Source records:

################

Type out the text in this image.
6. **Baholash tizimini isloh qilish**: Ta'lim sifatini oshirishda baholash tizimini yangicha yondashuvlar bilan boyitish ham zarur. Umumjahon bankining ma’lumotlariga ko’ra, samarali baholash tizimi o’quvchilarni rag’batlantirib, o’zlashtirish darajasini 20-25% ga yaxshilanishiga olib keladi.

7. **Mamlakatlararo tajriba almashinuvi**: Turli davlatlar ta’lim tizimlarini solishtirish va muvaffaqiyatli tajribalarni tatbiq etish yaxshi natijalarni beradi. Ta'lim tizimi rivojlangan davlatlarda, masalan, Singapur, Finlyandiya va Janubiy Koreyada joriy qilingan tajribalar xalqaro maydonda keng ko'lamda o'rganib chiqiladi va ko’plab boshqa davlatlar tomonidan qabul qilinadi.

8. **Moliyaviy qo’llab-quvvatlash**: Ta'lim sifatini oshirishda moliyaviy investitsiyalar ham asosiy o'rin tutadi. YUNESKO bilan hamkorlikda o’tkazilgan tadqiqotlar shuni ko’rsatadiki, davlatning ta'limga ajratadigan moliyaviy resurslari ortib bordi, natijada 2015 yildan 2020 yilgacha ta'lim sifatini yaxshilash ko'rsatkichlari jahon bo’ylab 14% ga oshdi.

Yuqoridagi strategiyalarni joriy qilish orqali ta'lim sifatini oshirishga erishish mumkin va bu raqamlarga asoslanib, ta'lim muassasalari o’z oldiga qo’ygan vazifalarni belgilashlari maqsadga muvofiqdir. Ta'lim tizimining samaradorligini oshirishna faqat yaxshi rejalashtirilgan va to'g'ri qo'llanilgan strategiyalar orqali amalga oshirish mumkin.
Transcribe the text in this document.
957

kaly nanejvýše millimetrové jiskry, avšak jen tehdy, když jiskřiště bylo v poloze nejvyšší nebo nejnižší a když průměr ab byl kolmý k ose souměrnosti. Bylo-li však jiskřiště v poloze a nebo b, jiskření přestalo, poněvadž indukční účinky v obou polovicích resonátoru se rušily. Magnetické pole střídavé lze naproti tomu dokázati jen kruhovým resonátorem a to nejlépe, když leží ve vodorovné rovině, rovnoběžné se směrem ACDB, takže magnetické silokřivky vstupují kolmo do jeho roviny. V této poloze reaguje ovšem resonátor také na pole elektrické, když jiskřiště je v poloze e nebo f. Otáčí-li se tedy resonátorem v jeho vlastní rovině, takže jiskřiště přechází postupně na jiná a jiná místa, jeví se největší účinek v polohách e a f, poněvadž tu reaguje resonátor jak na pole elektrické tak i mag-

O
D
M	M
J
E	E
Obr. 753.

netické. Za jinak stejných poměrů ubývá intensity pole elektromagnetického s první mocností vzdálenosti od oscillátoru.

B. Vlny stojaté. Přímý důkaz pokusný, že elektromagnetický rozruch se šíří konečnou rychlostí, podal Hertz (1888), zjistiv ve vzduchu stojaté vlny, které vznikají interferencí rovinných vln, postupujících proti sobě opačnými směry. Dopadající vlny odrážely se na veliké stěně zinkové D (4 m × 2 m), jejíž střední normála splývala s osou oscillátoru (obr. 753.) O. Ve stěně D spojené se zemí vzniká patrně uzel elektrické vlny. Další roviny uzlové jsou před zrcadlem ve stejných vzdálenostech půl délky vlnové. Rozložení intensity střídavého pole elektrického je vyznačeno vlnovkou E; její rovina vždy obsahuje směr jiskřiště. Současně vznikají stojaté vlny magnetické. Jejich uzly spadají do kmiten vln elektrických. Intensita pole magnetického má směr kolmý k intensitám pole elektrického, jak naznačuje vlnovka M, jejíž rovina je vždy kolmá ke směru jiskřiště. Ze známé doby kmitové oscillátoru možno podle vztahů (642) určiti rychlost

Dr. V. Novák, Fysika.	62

################

*Problem statement*:
List every line from the entries above in which "oscillátoru" appears.

*The output*:
netické. Za jinak stejných poměrů ubývá intensity pole elektromagnetického s první mocností vzdálenosti od oscillátoru.
B. Vlny stojaté. Přímý důkaz pokusný, že elektromagnetický rozruch se šíří konečnou rychlostí, podal Hertz (1888), zjistiv ve vzduchu stojaté vlny, které vznikají interferencí rovinných vln, postupujících proti sobě opačnými směry. Dopadající vlny odrážely se na veliké stěně zinkové D (4 m × 2 m), jejíž střední normála splývala s osou oscillátoru (obr. 753.) O. Ve stěně D spojené se zemí vzniká patrně uzel elektrické vlny. Další roviny uzlové jsou před zrcadlem ve stejných vzdálenostech půl délky vlnové. Rozložení intensity střídavého pole elektrického je vyznačeno vlnovkou E; její rovina vždy obsahuje směr jiskřiště. Současně vznikají stojaté vlny magnetické. Jejich uzly spadají do kmiten vln elektrických. Intensita pole magnetického má směr kolmý k intensitám pole elektrického, jak naznačuje vlnovka M, jejíž rovina je vždy kolmá ke směru jiskřiště. Ze známé doby kmitové oscillátoru možno podle vztahů (642) určiti rychlost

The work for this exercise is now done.